◆ Task prompt
Copy each line exactly.

◆ Dataset records
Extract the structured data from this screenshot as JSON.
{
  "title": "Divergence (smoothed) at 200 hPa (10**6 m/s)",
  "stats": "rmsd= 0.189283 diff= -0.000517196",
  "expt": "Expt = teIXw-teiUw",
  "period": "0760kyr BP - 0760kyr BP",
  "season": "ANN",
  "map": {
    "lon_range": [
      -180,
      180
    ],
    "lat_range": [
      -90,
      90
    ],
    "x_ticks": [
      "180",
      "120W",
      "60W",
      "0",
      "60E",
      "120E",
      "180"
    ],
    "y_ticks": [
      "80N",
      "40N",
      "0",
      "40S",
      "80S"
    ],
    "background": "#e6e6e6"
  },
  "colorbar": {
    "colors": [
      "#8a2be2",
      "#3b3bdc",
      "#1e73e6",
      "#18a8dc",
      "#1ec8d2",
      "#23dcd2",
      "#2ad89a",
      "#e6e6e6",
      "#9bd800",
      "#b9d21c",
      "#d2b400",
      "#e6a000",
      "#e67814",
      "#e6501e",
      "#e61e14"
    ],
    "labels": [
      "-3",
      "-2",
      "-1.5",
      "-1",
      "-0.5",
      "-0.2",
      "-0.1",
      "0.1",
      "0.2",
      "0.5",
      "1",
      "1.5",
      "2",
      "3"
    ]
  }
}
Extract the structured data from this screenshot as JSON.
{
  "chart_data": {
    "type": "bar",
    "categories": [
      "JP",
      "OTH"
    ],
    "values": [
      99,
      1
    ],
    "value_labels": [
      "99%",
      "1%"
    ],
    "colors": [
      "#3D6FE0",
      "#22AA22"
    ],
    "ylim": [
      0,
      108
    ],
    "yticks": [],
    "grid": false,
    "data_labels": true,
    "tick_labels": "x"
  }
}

◆ Result of this task
Extract the structured data from this screenshot as JSON.
{
  "title": "Divergence (smoothed) at 200 hPa (10**6 m/s)",
  "stats": "rmsd= 0.189283 diff= -0.000517196",
  "expt": "Expt = teIXw-teiUw",
  "period": "0760kyr BP - 0760kyr BP",
  "season": "ANN",
  "map": {
    "lon_range": [
      -180,
      180
    ],
    "lat_range": [
      -90,
      90
    ],
    "x_ticks": [
      "180",
      "120W",
      "60W",
      "0",
      "60E",
      "120E",
      "180"
    ],
    "y_ticks": [
      "80N",
      "40N",
      "0",
      "40S",
      "80S"
    ],
    "background": "#e6e6e6"
  },
  "colorbar": {
    "colors": [
      "#8a2be2",
      "#3b3bdc",
      "#1e73e6",
      "#18a8dc",
      "#1ec8d2",
      "#23dcd2",
      "#2ad89a",
      "#e6e6e6",
      "#9bd800",
      "#b9d21c",
      "#d2b400",
      "#e6a000",
      "#e67814",
      "#e6501e",
      "#e61e14"
    ],
    "labels": [
      "-3",
      "-2",
      "-1.5",
      "-1",
      "-0.5",
      "-0.2",
      "-0.1",
      "0.1",
      "0.2",
      "0.5",
      "1",
      "1.5",
      "2",
      "3"
    ]
  }
}
Extract the structured data from this screenshot as JSON.
{
  "chart_data": {
    "type": "bar",
    "categories": [
      "JP",
      "OTH"
    ],
    "values": [
      99,
      1
    ],
    "value_labels": [
      "99%",
      "1%"
    ],
    "colors": [
      "#3D6FE0",
      "#22AA22"
    ],
    "ylim": [
      0,
      108
    ],
    "yticks": [],
    "grid": false,
    "data_labels": true,
    "tick_labels": "x"
  }
}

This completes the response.